Supplied records:

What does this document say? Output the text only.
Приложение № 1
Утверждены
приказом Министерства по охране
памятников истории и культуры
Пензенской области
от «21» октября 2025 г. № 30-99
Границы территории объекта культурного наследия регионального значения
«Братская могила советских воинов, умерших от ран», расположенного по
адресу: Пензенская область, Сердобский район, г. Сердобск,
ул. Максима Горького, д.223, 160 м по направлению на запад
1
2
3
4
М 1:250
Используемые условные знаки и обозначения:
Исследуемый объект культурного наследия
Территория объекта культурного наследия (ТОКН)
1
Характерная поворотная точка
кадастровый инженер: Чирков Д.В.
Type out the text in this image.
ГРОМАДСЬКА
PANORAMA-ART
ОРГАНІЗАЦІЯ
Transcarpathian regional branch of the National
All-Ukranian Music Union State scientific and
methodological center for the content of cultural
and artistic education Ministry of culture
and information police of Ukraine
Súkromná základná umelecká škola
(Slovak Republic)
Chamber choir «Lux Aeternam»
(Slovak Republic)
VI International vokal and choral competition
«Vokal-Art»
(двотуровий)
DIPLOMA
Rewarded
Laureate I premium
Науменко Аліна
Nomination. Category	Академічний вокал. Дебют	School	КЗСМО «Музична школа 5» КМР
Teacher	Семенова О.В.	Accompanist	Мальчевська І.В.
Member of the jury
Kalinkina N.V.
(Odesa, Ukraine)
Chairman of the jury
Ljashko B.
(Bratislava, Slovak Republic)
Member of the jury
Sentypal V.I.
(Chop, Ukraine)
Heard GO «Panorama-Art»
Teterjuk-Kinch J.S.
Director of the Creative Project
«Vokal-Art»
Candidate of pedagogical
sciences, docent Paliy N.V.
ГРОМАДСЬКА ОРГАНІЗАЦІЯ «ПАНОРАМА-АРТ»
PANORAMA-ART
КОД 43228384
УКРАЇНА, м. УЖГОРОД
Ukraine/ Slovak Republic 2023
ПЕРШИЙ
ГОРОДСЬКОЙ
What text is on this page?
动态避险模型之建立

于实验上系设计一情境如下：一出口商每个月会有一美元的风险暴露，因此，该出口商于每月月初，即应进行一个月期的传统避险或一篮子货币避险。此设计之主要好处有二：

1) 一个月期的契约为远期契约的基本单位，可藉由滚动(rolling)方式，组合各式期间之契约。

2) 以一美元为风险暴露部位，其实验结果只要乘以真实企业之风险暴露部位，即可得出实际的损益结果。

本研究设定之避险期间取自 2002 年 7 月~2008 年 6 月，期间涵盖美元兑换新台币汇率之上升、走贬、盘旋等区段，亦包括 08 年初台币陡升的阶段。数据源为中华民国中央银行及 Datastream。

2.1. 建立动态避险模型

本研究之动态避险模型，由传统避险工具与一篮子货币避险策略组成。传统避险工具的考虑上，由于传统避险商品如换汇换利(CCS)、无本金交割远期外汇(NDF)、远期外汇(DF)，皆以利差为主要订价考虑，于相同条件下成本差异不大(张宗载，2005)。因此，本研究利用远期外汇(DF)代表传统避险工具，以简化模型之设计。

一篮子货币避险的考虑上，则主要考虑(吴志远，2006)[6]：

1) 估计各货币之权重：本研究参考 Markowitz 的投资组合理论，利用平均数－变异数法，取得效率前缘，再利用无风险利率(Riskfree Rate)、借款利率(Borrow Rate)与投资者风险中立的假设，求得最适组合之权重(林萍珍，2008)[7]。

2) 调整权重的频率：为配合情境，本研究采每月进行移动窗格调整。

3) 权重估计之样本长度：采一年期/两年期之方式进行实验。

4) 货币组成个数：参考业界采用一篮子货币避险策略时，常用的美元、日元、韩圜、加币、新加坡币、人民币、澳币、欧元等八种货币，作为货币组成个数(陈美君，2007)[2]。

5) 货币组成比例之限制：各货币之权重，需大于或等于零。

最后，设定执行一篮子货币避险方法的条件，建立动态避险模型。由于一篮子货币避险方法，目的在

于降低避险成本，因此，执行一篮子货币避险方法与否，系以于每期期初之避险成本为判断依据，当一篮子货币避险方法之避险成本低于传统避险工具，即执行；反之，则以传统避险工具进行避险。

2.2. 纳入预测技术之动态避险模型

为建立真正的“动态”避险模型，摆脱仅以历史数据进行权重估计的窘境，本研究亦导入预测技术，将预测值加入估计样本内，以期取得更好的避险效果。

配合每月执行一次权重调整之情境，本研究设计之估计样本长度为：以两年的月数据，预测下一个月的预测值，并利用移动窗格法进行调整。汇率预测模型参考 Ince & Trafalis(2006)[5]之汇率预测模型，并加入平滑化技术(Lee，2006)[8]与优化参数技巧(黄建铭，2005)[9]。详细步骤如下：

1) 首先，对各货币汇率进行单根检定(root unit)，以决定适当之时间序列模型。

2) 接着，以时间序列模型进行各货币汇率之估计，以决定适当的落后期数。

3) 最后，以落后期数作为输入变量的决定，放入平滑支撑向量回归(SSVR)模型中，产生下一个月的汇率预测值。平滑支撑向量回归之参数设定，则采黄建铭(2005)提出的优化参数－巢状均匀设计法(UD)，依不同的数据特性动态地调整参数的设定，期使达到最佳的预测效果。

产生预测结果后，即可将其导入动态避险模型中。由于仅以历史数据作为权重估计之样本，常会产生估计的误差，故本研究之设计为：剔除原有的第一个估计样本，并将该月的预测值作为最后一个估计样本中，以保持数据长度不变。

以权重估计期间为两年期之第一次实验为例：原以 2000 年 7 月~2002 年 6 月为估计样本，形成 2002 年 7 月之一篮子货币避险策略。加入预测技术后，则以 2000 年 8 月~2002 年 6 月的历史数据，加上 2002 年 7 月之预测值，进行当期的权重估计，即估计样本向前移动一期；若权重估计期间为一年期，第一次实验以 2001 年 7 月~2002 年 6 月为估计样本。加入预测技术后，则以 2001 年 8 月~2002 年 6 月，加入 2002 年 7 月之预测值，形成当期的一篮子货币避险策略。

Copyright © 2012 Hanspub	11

Task statement: Read through the entries and copy each line in which "this" appears.

The output:
What does this document say? Output the text only.
Type out the text in this image.
What text is on this page?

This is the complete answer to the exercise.